▶
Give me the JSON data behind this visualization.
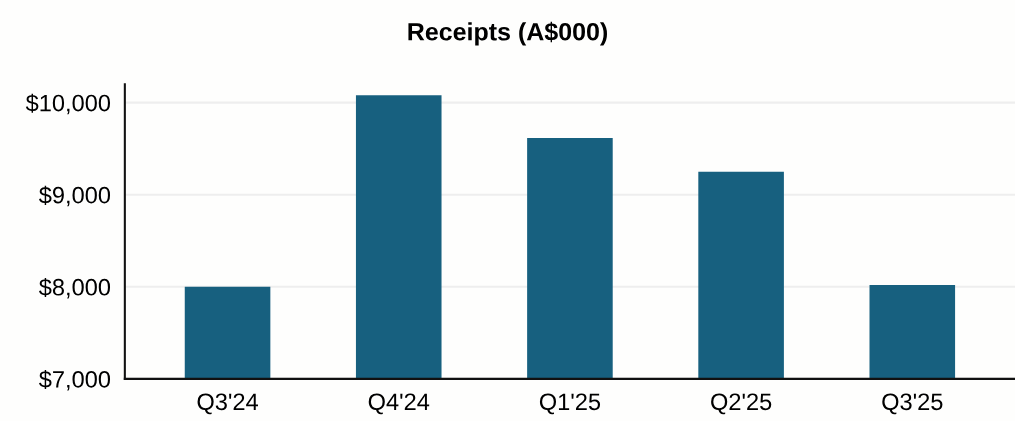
{
  "chart_data": {
    "type": "bar",
    "title": "Receipts (A$000)",
    "categories": [
      "Q3'24",
      "Q4'24",
      "Q1'25",
      "Q2'25",
      "Q3'25"
    ],
    "values": [
      8000,
      10080,
      9615,
      9250,
      8020
    ],
    "color": "#17607f",
    "ylim": [
      7000,
      10200
    ],
    "yticks": [
      {
        "value": 7000,
        "label": "$7,000"
      },
      {
        "value": 8000,
        "label": "$8,000"
      },
      {
        "value": 9000,
        "label": "$9,000"
      },
      {
        "value": 10000,
        "label": "$10,000"
      }
    ],
    "grid": "y"
  }
}
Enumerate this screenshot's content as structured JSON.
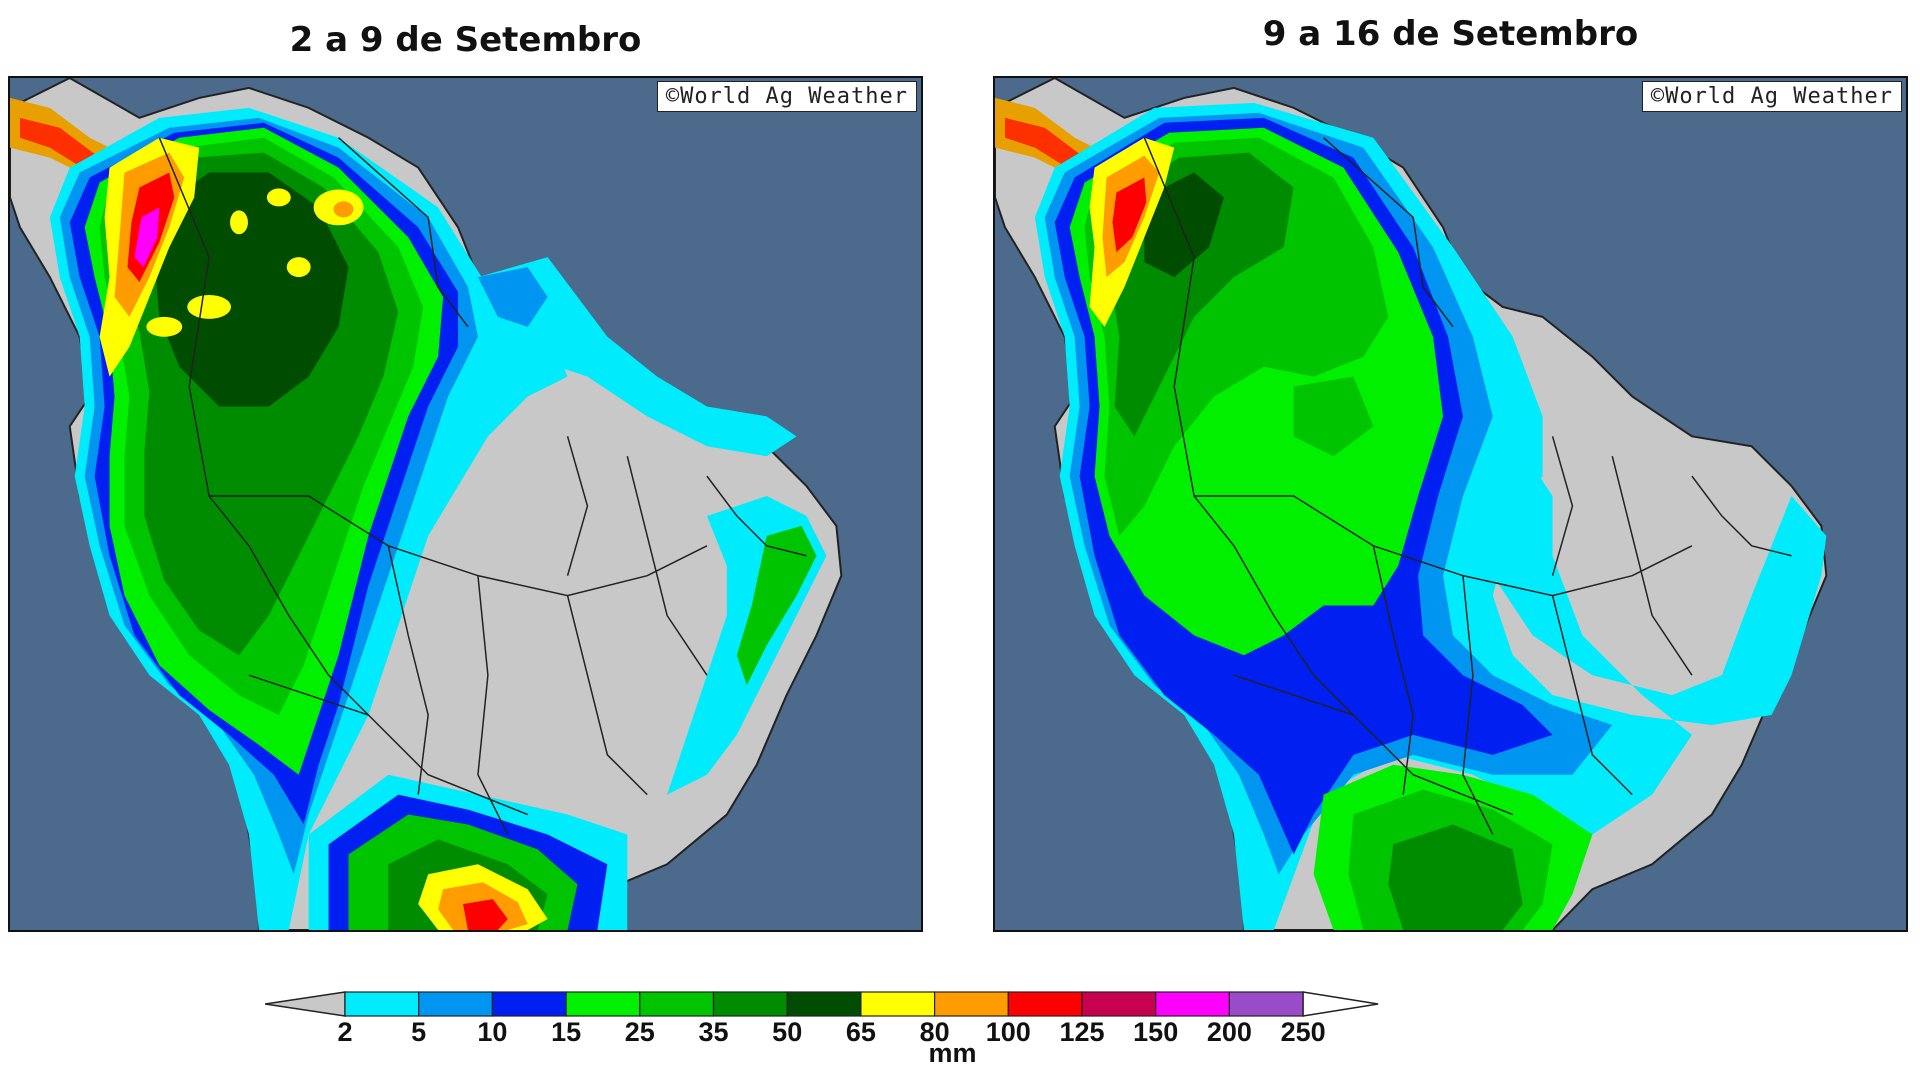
◀
> Short task
Restate each entry word for word, please, but drop any images it holds.

> In response
Give me the JSON data behind this visualization.
{
  "chart_data": {
    "type": "bar",
    "title": "Receipts (A$000)",
    "categories": [
      "Q3'24",
      "Q4'24",
      "Q1'25",
      "Q2'25",
      "Q3'25"
    ],
    "values": [
      8000,
      10080,
      9615,
      9250,
      8020
    ],
    "color": "#17607f",
    "ylim": [
      7000,
      10200
    ],
    "yticks": [
      {
        "value": 7000,
        "label": "$7,000"
      },
      {
        "value": 8000,
        "label": "$8,000"
      },
      {
        "value": 9000,
        "label": "$9,000"
      },
      {
        "value": 10000,
        "label": "$10,000"
      }
    ],
    "grid": "y"
  }
}
Enumerate this screenshot's content as structured JSON.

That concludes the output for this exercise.